Whenever a line contains the string "this", copy it out of the entries.

- - -

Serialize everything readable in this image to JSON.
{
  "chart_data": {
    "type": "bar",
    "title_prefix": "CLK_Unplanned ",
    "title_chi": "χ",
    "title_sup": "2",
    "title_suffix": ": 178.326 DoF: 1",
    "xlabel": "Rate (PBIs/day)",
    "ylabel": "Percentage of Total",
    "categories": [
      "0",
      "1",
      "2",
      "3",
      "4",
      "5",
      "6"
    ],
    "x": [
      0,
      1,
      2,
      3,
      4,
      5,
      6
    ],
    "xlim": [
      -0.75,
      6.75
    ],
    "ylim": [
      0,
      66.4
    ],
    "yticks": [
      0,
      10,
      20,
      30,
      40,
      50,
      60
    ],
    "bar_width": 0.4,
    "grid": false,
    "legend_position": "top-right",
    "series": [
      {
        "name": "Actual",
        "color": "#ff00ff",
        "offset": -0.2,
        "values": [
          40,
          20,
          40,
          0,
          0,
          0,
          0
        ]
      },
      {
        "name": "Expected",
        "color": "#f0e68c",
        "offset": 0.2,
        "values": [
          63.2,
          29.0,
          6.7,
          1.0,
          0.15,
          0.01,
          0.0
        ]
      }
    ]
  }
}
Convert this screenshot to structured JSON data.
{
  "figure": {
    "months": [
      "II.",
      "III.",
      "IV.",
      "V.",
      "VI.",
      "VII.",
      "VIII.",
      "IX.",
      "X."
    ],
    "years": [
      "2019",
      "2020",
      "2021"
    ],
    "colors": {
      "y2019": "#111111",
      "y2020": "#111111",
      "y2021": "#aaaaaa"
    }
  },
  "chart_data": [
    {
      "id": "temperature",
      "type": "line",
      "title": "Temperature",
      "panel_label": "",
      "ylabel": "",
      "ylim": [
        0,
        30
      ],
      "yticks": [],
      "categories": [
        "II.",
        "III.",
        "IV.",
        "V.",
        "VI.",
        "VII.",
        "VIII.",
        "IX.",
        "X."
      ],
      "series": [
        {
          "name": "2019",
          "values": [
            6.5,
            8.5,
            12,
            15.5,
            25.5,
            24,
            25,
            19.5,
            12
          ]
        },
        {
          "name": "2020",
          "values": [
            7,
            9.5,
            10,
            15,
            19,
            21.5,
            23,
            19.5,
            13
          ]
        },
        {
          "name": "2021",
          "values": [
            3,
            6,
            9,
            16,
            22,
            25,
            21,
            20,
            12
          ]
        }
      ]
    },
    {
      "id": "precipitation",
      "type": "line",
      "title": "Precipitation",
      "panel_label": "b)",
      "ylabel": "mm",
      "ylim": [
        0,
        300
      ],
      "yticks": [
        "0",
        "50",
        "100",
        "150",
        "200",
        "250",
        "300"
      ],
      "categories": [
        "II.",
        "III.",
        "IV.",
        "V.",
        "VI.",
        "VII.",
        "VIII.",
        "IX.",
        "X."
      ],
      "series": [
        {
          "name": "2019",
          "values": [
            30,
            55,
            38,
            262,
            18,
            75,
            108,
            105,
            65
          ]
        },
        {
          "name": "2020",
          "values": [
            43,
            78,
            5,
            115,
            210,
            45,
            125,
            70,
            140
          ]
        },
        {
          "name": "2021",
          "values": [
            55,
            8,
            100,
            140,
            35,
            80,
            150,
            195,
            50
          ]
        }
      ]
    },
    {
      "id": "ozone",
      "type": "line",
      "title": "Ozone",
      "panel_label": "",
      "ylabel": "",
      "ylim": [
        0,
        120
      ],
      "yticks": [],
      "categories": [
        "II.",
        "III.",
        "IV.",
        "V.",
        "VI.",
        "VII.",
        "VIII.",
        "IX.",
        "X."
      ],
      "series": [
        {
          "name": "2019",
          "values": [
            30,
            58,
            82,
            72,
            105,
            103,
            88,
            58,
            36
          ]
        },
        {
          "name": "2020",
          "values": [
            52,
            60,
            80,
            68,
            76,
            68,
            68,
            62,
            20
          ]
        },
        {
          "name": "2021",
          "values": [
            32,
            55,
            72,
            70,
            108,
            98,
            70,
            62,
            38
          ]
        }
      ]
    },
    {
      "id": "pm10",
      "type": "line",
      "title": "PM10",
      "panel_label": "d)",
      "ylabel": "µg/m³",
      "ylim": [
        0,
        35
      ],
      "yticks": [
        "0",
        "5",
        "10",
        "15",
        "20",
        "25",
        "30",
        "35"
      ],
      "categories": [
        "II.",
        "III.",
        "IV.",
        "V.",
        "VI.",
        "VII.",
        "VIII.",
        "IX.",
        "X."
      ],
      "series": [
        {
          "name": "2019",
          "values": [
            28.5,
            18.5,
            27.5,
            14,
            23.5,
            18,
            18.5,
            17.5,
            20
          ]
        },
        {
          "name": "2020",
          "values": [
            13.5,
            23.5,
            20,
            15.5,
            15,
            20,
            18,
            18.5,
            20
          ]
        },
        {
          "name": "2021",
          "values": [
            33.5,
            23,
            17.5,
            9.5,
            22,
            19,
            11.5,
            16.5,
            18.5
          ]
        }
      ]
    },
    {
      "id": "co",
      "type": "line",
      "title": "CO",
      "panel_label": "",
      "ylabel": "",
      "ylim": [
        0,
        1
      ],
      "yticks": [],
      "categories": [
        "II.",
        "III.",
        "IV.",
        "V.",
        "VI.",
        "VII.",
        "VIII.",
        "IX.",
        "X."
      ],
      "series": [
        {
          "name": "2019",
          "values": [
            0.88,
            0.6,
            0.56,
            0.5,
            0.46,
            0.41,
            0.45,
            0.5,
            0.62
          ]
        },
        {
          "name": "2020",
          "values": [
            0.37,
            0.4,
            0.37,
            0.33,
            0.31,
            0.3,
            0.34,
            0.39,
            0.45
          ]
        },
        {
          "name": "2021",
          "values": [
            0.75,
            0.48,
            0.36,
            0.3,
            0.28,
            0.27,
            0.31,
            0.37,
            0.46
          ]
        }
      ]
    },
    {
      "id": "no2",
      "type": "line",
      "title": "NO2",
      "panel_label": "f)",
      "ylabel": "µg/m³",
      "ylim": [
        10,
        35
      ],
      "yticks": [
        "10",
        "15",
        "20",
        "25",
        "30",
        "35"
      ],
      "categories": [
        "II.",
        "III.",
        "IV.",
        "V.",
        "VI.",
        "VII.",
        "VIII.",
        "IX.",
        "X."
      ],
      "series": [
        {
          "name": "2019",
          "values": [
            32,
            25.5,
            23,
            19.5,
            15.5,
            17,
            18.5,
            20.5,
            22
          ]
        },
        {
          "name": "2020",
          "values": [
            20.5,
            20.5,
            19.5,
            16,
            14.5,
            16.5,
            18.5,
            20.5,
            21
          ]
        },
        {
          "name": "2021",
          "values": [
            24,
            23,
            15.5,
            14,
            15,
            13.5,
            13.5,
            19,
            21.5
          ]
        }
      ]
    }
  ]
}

- - -

— Written answer —
Serialize everything readable in this image to JSON.
Convert this screenshot to structured JSON data.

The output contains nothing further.